→ **Brief**:
Everything from the line containing "Parse this screenshot: output" through the line containing "Give me the" must be quoted exactly; everything else is left out.

[Dataset records]
=======

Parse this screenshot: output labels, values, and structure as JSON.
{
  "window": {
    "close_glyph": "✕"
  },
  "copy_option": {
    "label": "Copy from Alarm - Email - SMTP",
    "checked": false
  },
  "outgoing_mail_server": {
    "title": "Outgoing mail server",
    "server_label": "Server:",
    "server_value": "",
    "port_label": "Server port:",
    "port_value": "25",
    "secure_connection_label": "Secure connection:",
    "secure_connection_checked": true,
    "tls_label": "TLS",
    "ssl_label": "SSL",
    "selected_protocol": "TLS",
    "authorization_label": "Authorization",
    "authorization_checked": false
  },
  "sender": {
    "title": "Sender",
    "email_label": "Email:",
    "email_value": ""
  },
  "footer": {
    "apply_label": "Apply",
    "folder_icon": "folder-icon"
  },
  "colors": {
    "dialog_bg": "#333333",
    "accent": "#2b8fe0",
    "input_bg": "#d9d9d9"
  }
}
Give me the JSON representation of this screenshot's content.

=======

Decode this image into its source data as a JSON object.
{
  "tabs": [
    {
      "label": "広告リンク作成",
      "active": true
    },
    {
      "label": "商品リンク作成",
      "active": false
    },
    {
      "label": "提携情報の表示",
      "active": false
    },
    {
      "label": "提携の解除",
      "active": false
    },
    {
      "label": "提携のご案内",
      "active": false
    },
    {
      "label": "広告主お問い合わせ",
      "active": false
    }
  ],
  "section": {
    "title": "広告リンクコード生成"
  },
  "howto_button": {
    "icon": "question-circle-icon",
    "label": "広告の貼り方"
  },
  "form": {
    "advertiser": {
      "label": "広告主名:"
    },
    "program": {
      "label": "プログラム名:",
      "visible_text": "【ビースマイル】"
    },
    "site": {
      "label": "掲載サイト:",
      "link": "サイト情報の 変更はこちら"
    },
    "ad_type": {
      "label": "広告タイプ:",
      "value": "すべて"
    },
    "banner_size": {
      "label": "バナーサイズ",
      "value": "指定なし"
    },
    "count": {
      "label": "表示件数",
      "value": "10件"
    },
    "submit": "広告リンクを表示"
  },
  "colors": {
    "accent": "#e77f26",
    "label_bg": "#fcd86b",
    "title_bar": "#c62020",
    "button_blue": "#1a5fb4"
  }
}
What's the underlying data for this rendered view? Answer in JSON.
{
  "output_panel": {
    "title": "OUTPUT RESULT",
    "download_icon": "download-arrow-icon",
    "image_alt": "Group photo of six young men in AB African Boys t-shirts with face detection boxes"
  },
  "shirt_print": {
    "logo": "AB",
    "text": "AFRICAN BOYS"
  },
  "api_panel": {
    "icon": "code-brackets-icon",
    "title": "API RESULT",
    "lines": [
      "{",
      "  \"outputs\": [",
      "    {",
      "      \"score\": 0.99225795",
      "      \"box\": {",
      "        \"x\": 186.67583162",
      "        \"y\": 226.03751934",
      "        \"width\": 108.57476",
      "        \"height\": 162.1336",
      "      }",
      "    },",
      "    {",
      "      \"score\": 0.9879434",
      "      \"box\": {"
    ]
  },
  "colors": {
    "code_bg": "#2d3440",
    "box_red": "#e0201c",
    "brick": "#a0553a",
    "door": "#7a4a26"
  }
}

=======

→ **Response to this exercise**:
Parse this screenshot: output labels, values, and structure as JSON.
{
  "window": {
    "close_glyph": "✕"
  },
  "copy_option": {
    "label": "Copy from Alarm - Email - SMTP",
    "checked": false
  },
  "outgoing_mail_server": {
    "title": "Outgoing mail server",
    "server_label": "Server:",
    "server_value": "",
    "port_label": "Server port:",
    "port_value": "25",
    "secure_connection_label": "Secure connection:",
    "secure_connection_checked": true,
    "tls_label": "TLS",
    "ssl_label": "SSL",
    "selected_protocol": "TLS",
    "authorization_label": "Authorization",
    "authorization_checked": false
  },
  "sender": {
    "title": "Sender",
    "email_label": "Email:",
    "email_value": ""
  },
  "footer": {
    "apply_label": "Apply",
    "folder_icon": "folder-icon"
  },
  "colors": {
    "dialog_bg": "#333333",
    "accent": "#2b8fe0",
    "input_bg": "#d9d9d9"
  }
}
Give me the JSON representation of this screenshot's content.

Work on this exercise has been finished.